Entries →
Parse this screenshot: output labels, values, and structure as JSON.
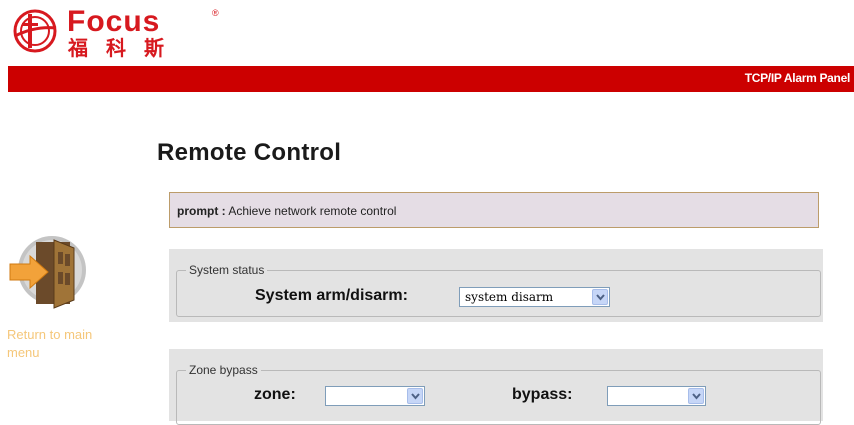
{
  "brand": {
    "name": "Focus",
    "registered": "®",
    "chinese": "福科斯"
  },
  "header": {
    "title": "TCP/IP Alarm Panel"
  },
  "sidebar": {
    "return_label": "Return to main menu"
  },
  "page": {
    "title": "Remote Control"
  },
  "prompt": {
    "label": "prompt :",
    "text": "Achieve network remote control"
  },
  "system_status": {
    "legend": "System status",
    "arm_label": "System arm/disarm:",
    "arm_value": "system disarm"
  },
  "zone_bypass": {
    "legend": "Zone bypass",
    "zone_label": "zone:",
    "zone_value": "",
    "bypass_label": "bypass:",
    "bypass_value": ""
  },
  "colors": {
    "brand_red": "#d7191f",
    "header_bar": "#cc0000",
    "prompt_bg": "#e5dde5",
    "panel_bg": "#e3e3e3",
    "link": "#f5c77a"
  }
}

Stated problem →
Your copy of the data should match it exactly, except that pictures are left out.

Task result →
Parse this screenshot: output labels, values, and structure as JSON.
{
  "brand": {
    "name": "Focus",
    "registered": "®",
    "chinese": "福科斯"
  },
  "header": {
    "title": "TCP/IP Alarm Panel"
  },
  "sidebar": {
    "return_label": "Return to main menu"
  },
  "page": {
    "title": "Remote Control"
  },
  "prompt": {
    "label": "prompt :",
    "text": "Achieve network remote control"
  },
  "system_status": {
    "legend": "System status",
    "arm_label": "System arm/disarm:",
    "arm_value": "system disarm"
  },
  "zone_bypass": {
    "legend": "Zone bypass",
    "zone_label": "zone:",
    "zone_value": "",
    "bypass_label": "bypass:",
    "bypass_value": ""
  },
  "colors": {
    "brand_red": "#d7191f",
    "header_bar": "#cc0000",
    "prompt_bg": "#e5dde5",
    "panel_bg": "#e3e3e3",
    "link": "#f5c77a"
  }
}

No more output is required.